- **Written exercise**: Search the data for the word "legend". Reproduce every line where it is found.

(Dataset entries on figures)
....................
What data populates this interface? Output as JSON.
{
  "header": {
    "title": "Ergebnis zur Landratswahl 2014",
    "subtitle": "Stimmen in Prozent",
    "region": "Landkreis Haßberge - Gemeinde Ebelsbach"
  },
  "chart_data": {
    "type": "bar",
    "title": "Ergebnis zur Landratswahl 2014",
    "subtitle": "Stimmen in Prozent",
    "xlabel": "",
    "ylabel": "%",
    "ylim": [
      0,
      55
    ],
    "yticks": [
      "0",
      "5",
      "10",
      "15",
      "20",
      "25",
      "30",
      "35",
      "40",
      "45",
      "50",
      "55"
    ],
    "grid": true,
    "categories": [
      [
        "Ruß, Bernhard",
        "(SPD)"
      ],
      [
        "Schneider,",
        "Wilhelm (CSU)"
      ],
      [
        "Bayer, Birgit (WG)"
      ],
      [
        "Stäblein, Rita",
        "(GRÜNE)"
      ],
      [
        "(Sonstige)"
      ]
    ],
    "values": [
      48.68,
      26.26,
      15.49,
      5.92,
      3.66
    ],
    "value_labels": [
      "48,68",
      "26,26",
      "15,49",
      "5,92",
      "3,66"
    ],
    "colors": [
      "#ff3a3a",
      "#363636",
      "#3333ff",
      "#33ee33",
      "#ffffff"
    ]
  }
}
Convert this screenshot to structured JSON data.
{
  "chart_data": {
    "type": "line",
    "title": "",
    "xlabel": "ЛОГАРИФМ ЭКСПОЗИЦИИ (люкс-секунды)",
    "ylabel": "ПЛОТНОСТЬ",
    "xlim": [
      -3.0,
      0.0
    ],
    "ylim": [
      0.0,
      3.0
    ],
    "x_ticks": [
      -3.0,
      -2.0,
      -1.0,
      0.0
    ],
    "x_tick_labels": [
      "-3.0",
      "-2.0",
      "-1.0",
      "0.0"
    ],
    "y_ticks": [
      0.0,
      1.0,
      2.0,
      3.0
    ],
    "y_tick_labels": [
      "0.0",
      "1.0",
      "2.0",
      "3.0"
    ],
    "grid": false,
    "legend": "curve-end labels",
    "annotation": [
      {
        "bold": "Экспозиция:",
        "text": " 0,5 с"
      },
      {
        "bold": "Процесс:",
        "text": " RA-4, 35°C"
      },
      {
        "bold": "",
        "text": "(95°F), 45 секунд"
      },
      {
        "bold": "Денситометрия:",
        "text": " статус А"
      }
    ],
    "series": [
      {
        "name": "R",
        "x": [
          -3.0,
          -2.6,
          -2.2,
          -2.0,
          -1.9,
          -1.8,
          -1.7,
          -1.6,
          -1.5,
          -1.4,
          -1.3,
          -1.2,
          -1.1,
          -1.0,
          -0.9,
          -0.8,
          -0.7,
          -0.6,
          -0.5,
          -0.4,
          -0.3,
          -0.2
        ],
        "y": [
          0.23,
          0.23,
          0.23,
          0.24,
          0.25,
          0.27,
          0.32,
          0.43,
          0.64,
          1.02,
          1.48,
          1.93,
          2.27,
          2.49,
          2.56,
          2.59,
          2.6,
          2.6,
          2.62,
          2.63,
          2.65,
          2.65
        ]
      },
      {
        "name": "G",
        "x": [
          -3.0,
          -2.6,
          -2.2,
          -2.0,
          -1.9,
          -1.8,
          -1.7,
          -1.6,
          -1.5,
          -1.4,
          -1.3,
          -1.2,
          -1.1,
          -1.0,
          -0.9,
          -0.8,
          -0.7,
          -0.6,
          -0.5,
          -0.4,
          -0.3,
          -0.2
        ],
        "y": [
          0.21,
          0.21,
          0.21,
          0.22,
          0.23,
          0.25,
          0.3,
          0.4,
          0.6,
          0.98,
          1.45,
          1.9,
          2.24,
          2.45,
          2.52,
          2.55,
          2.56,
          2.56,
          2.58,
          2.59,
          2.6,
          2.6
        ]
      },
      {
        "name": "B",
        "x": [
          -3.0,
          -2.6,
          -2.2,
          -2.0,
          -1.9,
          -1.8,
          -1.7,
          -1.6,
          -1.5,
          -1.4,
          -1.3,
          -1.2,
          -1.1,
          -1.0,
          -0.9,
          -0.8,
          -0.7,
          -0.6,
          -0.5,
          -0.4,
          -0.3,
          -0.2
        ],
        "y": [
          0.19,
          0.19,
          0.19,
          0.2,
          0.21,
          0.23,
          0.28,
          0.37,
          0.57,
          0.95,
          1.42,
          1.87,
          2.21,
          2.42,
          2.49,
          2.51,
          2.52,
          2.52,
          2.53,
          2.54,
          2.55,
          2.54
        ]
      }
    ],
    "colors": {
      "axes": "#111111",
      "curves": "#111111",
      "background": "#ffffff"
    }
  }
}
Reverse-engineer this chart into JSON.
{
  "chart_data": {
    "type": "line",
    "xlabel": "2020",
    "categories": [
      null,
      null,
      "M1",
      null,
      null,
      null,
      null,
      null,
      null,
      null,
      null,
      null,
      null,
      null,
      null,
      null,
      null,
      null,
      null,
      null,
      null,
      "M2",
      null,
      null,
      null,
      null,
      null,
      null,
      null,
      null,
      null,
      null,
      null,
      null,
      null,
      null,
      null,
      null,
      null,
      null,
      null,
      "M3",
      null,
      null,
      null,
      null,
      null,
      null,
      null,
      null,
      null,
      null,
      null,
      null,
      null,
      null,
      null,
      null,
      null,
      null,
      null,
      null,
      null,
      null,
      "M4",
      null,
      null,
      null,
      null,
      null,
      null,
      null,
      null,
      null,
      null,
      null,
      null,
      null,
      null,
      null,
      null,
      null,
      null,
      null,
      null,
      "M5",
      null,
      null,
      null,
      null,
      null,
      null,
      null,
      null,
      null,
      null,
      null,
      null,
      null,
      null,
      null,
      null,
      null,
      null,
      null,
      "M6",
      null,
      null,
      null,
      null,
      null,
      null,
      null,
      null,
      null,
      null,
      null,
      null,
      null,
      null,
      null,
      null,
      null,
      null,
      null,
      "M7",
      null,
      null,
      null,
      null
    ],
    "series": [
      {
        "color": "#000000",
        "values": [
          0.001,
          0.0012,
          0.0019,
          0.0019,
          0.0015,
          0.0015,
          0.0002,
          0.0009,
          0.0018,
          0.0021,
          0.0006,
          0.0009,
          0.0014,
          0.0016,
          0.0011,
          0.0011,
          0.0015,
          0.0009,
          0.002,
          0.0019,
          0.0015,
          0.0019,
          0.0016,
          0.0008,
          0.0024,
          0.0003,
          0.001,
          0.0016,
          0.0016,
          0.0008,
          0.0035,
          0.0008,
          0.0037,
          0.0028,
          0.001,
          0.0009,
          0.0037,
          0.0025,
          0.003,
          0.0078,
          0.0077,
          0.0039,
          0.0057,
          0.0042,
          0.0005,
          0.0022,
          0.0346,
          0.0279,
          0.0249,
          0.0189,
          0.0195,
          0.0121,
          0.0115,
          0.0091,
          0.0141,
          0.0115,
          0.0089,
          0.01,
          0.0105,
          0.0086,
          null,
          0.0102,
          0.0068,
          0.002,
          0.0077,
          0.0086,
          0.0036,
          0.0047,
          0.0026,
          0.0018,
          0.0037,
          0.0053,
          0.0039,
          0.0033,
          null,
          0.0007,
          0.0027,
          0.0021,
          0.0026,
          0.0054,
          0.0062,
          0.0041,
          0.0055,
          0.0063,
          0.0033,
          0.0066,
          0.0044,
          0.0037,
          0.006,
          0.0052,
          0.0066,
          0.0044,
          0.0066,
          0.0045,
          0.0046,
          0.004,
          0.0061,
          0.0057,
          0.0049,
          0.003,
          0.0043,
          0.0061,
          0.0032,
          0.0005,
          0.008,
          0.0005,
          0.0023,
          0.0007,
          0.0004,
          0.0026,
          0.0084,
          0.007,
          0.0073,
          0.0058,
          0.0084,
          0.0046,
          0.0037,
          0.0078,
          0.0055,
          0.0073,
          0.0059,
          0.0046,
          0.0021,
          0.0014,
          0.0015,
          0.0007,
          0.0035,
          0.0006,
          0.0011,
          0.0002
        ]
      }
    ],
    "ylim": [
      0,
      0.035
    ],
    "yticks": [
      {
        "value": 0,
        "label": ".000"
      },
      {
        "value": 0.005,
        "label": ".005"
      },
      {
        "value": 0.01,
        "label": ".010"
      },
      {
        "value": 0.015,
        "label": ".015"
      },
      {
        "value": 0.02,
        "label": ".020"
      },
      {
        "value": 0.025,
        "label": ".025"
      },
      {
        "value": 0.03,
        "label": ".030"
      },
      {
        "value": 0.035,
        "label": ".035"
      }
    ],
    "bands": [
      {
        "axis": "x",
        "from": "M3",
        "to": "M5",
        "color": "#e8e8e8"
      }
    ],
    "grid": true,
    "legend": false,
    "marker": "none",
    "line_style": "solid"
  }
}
....................
- **Result of the task**:
    "legend": "curve-end labels",
    "legend": false,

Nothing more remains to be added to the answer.